--- INFORMATION GIVEN ---

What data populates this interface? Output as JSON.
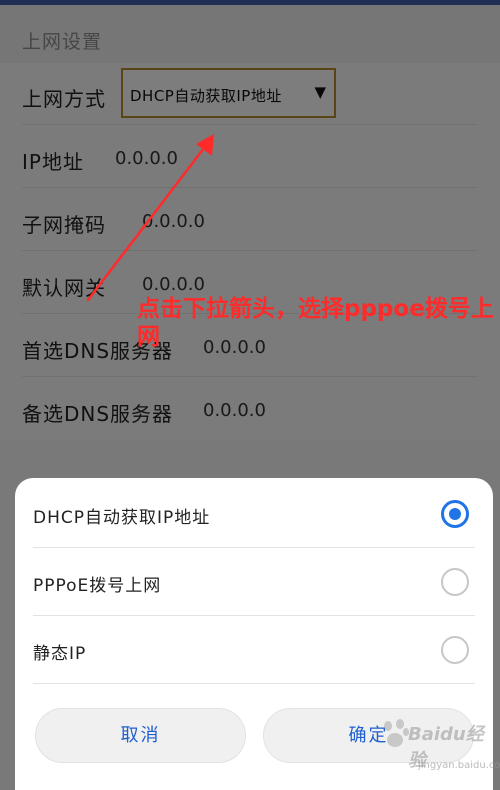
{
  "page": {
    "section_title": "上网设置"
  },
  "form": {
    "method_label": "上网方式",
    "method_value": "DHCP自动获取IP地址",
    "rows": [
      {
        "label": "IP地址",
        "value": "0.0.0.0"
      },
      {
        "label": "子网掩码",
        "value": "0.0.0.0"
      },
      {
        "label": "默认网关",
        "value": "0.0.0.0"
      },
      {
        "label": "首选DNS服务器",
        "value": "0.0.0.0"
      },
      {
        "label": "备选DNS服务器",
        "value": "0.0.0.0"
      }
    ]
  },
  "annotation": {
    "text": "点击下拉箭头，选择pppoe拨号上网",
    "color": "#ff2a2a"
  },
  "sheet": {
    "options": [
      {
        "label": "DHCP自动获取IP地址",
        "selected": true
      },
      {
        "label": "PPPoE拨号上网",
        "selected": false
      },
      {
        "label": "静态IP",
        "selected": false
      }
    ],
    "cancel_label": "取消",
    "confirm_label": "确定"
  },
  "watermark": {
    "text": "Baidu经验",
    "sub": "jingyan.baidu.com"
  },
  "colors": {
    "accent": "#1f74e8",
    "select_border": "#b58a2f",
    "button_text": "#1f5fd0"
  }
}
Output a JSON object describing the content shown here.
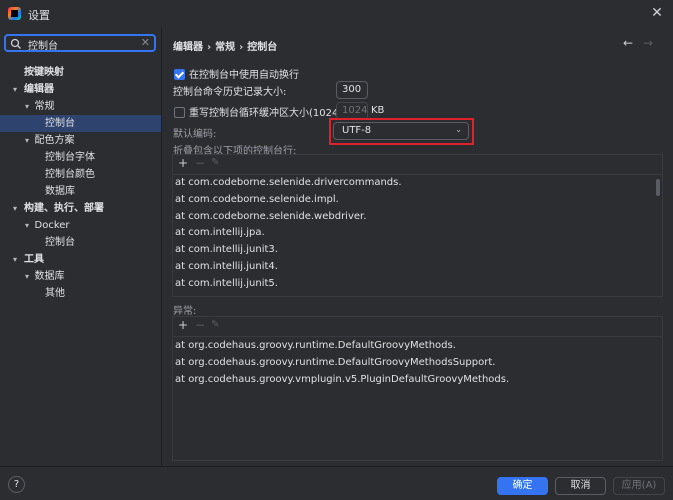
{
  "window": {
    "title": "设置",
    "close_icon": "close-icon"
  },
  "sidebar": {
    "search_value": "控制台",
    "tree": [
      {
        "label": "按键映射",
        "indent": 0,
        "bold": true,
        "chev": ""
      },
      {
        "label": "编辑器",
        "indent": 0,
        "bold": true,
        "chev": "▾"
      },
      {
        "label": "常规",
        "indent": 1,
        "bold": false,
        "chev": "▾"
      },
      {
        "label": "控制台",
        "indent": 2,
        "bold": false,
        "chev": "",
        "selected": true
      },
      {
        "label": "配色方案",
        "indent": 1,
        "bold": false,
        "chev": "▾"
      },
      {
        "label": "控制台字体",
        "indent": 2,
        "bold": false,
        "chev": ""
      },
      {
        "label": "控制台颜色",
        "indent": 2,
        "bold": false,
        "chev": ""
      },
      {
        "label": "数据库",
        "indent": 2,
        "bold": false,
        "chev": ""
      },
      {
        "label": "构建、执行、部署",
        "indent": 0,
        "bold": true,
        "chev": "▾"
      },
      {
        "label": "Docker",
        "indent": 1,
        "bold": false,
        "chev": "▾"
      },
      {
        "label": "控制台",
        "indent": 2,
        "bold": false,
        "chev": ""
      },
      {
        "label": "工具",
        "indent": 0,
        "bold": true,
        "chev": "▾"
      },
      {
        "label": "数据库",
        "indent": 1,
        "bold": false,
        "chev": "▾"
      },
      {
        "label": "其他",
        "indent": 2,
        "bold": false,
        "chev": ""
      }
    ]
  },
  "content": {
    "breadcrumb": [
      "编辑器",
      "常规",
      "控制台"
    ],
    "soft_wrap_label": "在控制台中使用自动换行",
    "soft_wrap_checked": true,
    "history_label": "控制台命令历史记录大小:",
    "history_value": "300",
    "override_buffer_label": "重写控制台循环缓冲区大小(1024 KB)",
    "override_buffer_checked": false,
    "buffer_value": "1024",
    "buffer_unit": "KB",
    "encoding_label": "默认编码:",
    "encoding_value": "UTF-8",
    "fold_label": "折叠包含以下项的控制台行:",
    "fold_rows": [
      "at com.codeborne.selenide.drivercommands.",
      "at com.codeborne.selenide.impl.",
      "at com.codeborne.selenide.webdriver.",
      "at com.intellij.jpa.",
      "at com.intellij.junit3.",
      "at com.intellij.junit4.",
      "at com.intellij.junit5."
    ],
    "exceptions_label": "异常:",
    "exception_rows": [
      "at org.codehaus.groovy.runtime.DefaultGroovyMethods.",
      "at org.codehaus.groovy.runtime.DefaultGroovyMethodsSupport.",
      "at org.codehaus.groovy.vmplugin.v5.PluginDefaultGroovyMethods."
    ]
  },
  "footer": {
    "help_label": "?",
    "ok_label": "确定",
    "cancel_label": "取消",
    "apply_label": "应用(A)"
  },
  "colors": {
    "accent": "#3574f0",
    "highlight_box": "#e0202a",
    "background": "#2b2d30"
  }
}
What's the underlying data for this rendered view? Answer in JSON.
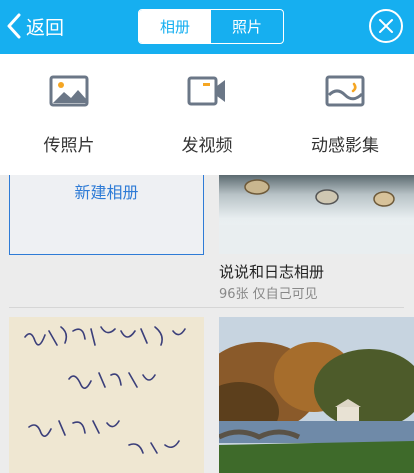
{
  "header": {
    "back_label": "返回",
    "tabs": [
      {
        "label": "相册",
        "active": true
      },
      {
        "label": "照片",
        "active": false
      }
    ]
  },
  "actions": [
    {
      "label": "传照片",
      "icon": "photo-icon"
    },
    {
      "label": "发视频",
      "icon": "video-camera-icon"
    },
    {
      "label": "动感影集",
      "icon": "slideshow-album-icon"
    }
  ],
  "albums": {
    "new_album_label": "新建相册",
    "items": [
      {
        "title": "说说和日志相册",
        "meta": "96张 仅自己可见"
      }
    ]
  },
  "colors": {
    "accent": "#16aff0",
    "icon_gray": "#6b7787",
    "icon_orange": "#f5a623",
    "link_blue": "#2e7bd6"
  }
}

---

Above are records to transcribe exactly; leave their pictures out.

What data populates this interface? Output as JSON.
{
  "page": {
    "section_title": "上网设置"
  },
  "form": {
    "method_label": "上网方式",
    "method_value": "DHCP自动获取IP地址",
    "rows": [
      {
        "label": "IP地址",
        "value": "0.0.0.0"
      },
      {
        "label": "子网掩码",
        "value": "0.0.0.0"
      },
      {
        "label": "默认网关",
        "value": "0.0.0.0"
      },
      {
        "label": "首选DNS服务器",
        "value": "0.0.0.0"
      },
      {
        "label": "备选DNS服务器",
        "value": "0.0.0.0"
      }
    ]
  },
  "annotation": {
    "text": "点击下拉箭头，选择pppoe拨号上网",
    "color": "#ff2a2a"
  },
  "sheet": {
    "options": [
      {
        "label": "DHCP自动获取IP地址",
        "selected": true
      },
      {
        "label": "PPPoE拨号上网",
        "selected": false
      },
      {
        "label": "静态IP",
        "selected": false
      }
    ],
    "cancel_label": "取消",
    "confirm_label": "确定"
  },
  "watermark": {
    "text": "Baidu经验",
    "sub": "jingyan.baidu.com"
  },
  "colors": {
    "accent": "#1f74e8",
    "select_border": "#b58a2f",
    "button_text": "#1f5fd0"
  }
}
Output a JSON object describing the content shown here.
{
  "window": {
    "title": "设置",
    "close_icon": "close-icon"
  },
  "sidebar": {
    "search_value": "控制台",
    "tree": [
      {
        "label": "按键映射",
        "indent": 0,
        "bold": true,
        "chev": ""
      },
      {
        "label": "编辑器",
        "indent": 0,
        "bold": true,
        "chev": "▾"
      },
      {
        "label": "常规",
        "indent": 1,
        "bold": false,
        "chev": "▾"
      },
      {
        "label": "控制台",
        "indent": 2,
        "bold": false,
        "chev": "",
        "selected": true
      },
      {
        "label": "配色方案",
        "indent": 1,
        "bold": false,
        "chev": "▾"
      },
      {
        "label": "控制台字体",
        "indent": 2,
        "bold": false,
        "chev": ""
      },
      {
        "label": "控制台颜色",
        "indent": 2,
        "bold": false,
        "chev": ""
      },
      {
        "label": "数据库",
        "indent": 2,
        "bold": false,
        "chev": ""
      },
      {
        "label": "构建、执行、部署",
        "indent": 0,
        "bold": true,
        "chev": "▾"
      },
      {
        "label": "Docker",
        "indent": 1,
        "bold": false,
        "chev": "▾"
      },
      {
        "label": "控制台",
        "indent": 2,
        "bold": false,
        "chev": ""
      },
      {
        "label": "工具",
        "indent": 0,
        "bold": true,
        "chev": "▾"
      },
      {
        "label": "数据库",
        "indent": 1,
        "bold": false,
        "chev": "▾"
      },
      {
        "label": "其他",
        "indent": 2,
        "bold": false,
        "chev": ""
      }
    ]
  },
  "content": {
    "breadcrumb": [
      "编辑器",
      "常规",
      "控制台"
    ],
    "soft_wrap_label": "在控制台中使用自动换行",
    "soft_wrap_checked": true,
    "history_label": "控制台命令历史记录大小:",
    "history_value": "300",
    "override_buffer_label": "重写控制台循环缓冲区大小(1024 KB)",
    "override_buffer_checked": false,
    "buffer_value": "1024",
    "buffer_unit": "KB",
    "encoding_label": "默认编码:",
    "encoding_value": "UTF-8",
    "fold_label": "折叠包含以下项的控制台行:",
    "fold_rows": [
      "at com.codeborne.selenide.drivercommands.",
      "at com.codeborne.selenide.impl.",
      "at com.codeborne.selenide.webdriver.",
      "at com.intellij.jpa.",
      "at com.intellij.junit3.",
      "at com.intellij.junit4.",
      "at com.intellij.junit5."
    ],
    "exceptions_label": "异常:",
    "exception_rows": [
      "at org.codehaus.groovy.runtime.DefaultGroovyMethods.",
      "at org.codehaus.groovy.runtime.DefaultGroovyMethodsSupport.",
      "at org.codehaus.groovy.vmplugin.v5.PluginDefaultGroovyMethods."
    ]
  },
  "footer": {
    "help_label": "?",
    "ok_label": "确定",
    "cancel_label": "取消",
    "apply_label": "应用(A)"
  },
  "colors": {
    "accent": "#3574f0",
    "highlight_box": "#e0202a",
    "background": "#2b2d30"
  }
}
What's the underlying data for this rendered view? Answer in JSON.
{
  "header": {
    "back_label": "返回",
    "tabs": [
      {
        "label": "相册",
        "active": true
      },
      {
        "label": "照片",
        "active": false
      }
    ]
  },
  "actions": [
    {
      "label": "传照片",
      "icon": "photo-icon"
    },
    {
      "label": "发视频",
      "icon": "video-camera-icon"
    },
    {
      "label": "动感影集",
      "icon": "slideshow-album-icon"
    }
  ],
  "albums": {
    "new_album_label": "新建相册",
    "items": [
      {
        "title": "说说和日志相册",
        "meta": "96张 仅自己可见"
      }
    ]
  },
  "colors": {
    "accent": "#16aff0",
    "icon_gray": "#6b7787",
    "icon_orange": "#f5a623",
    "link_blue": "#2e7bd6"
  }
}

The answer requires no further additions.